-- BEGIN --

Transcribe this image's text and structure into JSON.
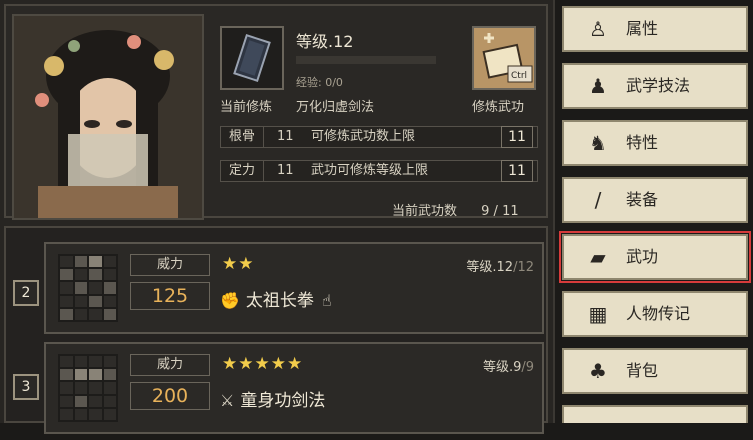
{
  "info": {
    "level_label": "等级.12",
    "exp_label": "经验: 0/0",
    "book_caption": "当前修炼",
    "book_skill_name": "万化归虚剑法",
    "practice_caption": "修炼武功",
    "ctrl_hint": "Ctrl",
    "stats": [
      {
        "key": "根骨",
        "num": "11",
        "desc": "可修炼武功数上限",
        "value": "11"
      },
      {
        "key": "定力",
        "num": "11",
        "desc": "武功可修炼等级上限",
        "value": "11"
      }
    ],
    "current_count_label": "当前武功数",
    "current_count_value": "9 / 11"
  },
  "skills": [
    {
      "index": "2",
      "power_label": "威力",
      "power": "125",
      "stars": "★★",
      "level": "等级.12",
      "level_max": "/12",
      "icon": "fist-icon",
      "icon_glyph": "✊",
      "name": "太祖长拳",
      "hand": "☝"
    },
    {
      "index": "3",
      "power_label": "威力",
      "power": "200",
      "stars": "★★★★★",
      "level": "等级.9",
      "level_max": "/9",
      "icon": "sword-icon",
      "icon_glyph": "⚔",
      "name": "童身功剑法",
      "hand": ""
    }
  ],
  "menu": [
    {
      "label": "属性",
      "icon": "person-icon",
      "glyph": "♙"
    },
    {
      "label": "武学技法",
      "icon": "martial-person-icon",
      "glyph": "♟"
    },
    {
      "label": "特性",
      "icon": "trait-icon",
      "glyph": "♞"
    },
    {
      "label": "装备",
      "icon": "sword-equip-icon",
      "glyph": "/"
    },
    {
      "label": "武功",
      "icon": "book-icon",
      "glyph": "▰",
      "selected": true
    },
    {
      "label": "人物传记",
      "icon": "scroll-icon",
      "glyph": "▦"
    },
    {
      "label": "背包",
      "icon": "bag-icon",
      "glyph": "♣"
    },
    {
      "label": "",
      "icon": "more-icon",
      "glyph": ""
    }
  ]
}
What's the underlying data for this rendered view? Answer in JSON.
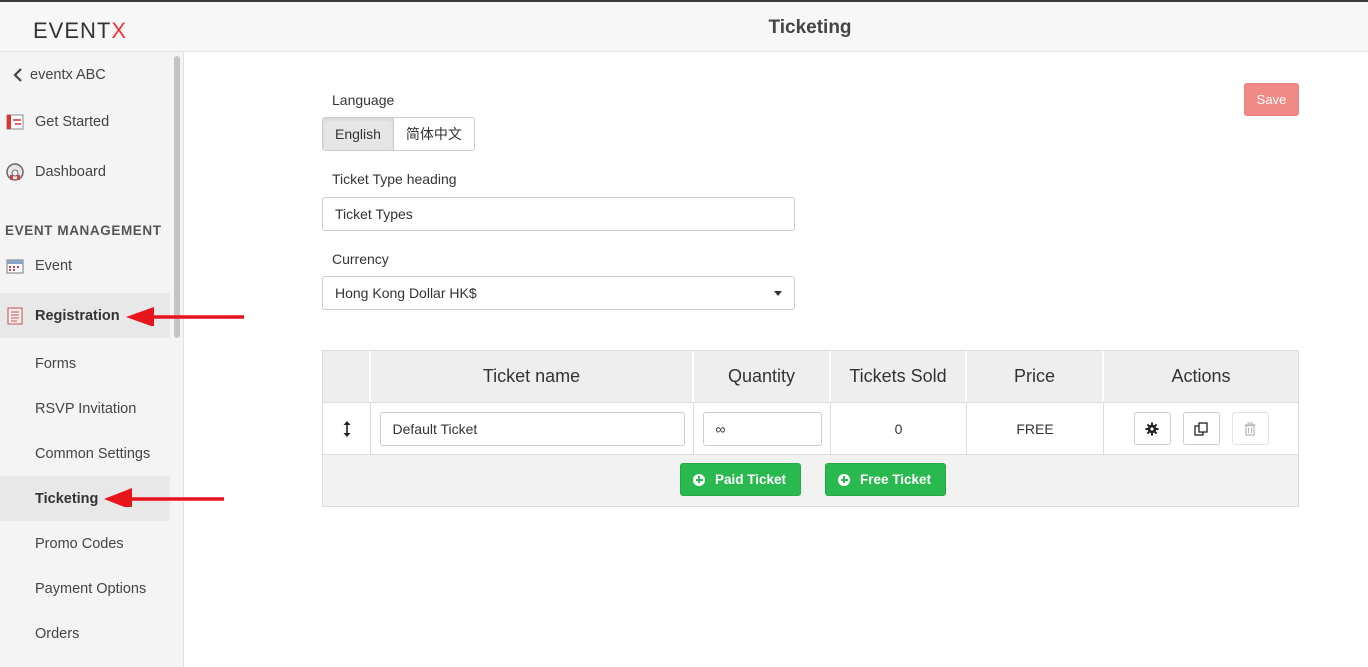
{
  "header": {
    "logo_main": "EVENT",
    "logo_x": "X",
    "title": "Ticketing"
  },
  "sidebar": {
    "back_label": "eventx ABC",
    "items_top": [
      {
        "label": "Get Started",
        "icon": "get-started-icon"
      },
      {
        "label": "Dashboard",
        "icon": "dashboard-icon"
      }
    ],
    "section_title": "EVENT MANAGEMENT",
    "event_label": "Event",
    "registration_label": "Registration",
    "sub_items": [
      "Forms",
      "RSVP Invitation",
      "Common Settings",
      "Ticketing",
      "Promo Codes",
      "Payment Options",
      "Orders"
    ],
    "active_item": "Ticketing"
  },
  "form": {
    "language_label": "Language",
    "languages": [
      "English",
      "简体中文"
    ],
    "selected_language": "English",
    "heading_label": "Ticket Type heading",
    "heading_value": "Ticket Types",
    "currency_label": "Currency",
    "currency_value": "Hong Kong Dollar HK$",
    "save_label": "Save"
  },
  "table": {
    "columns": [
      "Ticket name",
      "Quantity",
      "Tickets Sold",
      "Price",
      "Actions"
    ],
    "rows": [
      {
        "name": "Default Ticket",
        "quantity": "∞",
        "sold": "0",
        "price": "FREE"
      }
    ],
    "paid_ticket_label": "Paid Ticket",
    "free_ticket_label": "Free Ticket"
  },
  "colors": {
    "accent_red": "#e8383d",
    "save_button": "#f08a87",
    "green_button": "#2ab94f",
    "annotation_arrow": "#e8141b"
  }
}
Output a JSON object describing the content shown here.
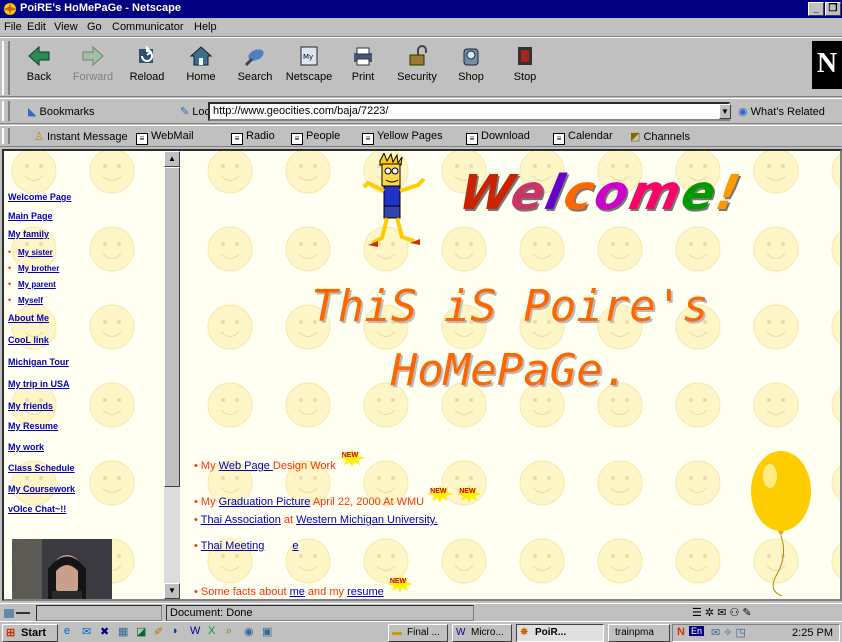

-- END --

# Task instructions:
Without the pictures, restate each entry exactly.

# The completed task:
Transcribe this image's text and structure into JSON.
{
  "info": {
    "level_label": "等级.12",
    "exp_label": "经验: 0/0",
    "book_caption": "当前修炼",
    "book_skill_name": "万化归虚剑法",
    "practice_caption": "修炼武功",
    "ctrl_hint": "Ctrl",
    "stats": [
      {
        "key": "根骨",
        "num": "11",
        "desc": "可修炼武功数上限",
        "value": "11"
      },
      {
        "key": "定力",
        "num": "11",
        "desc": "武功可修炼等级上限",
        "value": "11"
      }
    ],
    "current_count_label": "当前武功数",
    "current_count_value": "9 / 11"
  },
  "skills": [
    {
      "index": "2",
      "power_label": "威力",
      "power": "125",
      "stars": "★★",
      "level": "等级.12",
      "level_max": "/12",
      "icon": "fist-icon",
      "icon_glyph": "✊",
      "name": "太祖长拳",
      "hand": "☝"
    },
    {
      "index": "3",
      "power_label": "威力",
      "power": "200",
      "stars": "★★★★★",
      "level": "等级.9",
      "level_max": "/9",
      "icon": "sword-icon",
      "icon_glyph": "⚔",
      "name": "童身功剑法",
      "hand": ""
    }
  ],
  "menu": [
    {
      "label": "属性",
      "icon": "person-icon",
      "glyph": "♙"
    },
    {
      "label": "武学技法",
      "icon": "martial-person-icon",
      "glyph": "♟"
    },
    {
      "label": "特性",
      "icon": "trait-icon",
      "glyph": "♞"
    },
    {
      "label": "装备",
      "icon": "sword-equip-icon",
      "glyph": "/"
    },
    {
      "label": "武功",
      "icon": "book-icon",
      "glyph": "▰",
      "selected": true
    },
    {
      "label": "人物传记",
      "icon": "scroll-icon",
      "glyph": "▦"
    },
    {
      "label": "背包",
      "icon": "bag-icon",
      "glyph": "♣"
    },
    {
      "label": "",
      "icon": "more-icon",
      "glyph": ""
    }
  ]
}
What's the underlying data for this rendered view? Answer in JSON.
{
  "header": {
    "logo_main": "EVENT",
    "logo_x": "X",
    "title": "Ticketing"
  },
  "sidebar": {
    "back_label": "eventx ABC",
    "items_top": [
      {
        "label": "Get Started",
        "icon": "get-started-icon"
      },
      {
        "label": "Dashboard",
        "icon": "dashboard-icon"
      }
    ],
    "section_title": "EVENT MANAGEMENT",
    "event_label": "Event",
    "registration_label": "Registration",
    "sub_items": [
      "Forms",
      "RSVP Invitation",
      "Common Settings",
      "Ticketing",
      "Promo Codes",
      "Payment Options",
      "Orders"
    ],
    "active_item": "Ticketing"
  },
  "form": {
    "language_label": "Language",
    "languages": [
      "English",
      "简体中文"
    ],
    "selected_language": "English",
    "heading_label": "Ticket Type heading",
    "heading_value": "Ticket Types",
    "currency_label": "Currency",
    "currency_value": "Hong Kong Dollar HK$",
    "save_label": "Save"
  },
  "table": {
    "columns": [
      "Ticket name",
      "Quantity",
      "Tickets Sold",
      "Price",
      "Actions"
    ],
    "rows": [
      {
        "name": "Default Ticket",
        "quantity": "∞",
        "sold": "0",
        "price": "FREE"
      }
    ],
    "paid_ticket_label": "Paid Ticket",
    "free_ticket_label": "Free Ticket"
  },
  "colors": {
    "accent_red": "#e8383d",
    "save_button": "#f08a87",
    "green_button": "#2ab94f",
    "annotation_arrow": "#e8141b"
  }
}
Output a JSON object describing the content shown here.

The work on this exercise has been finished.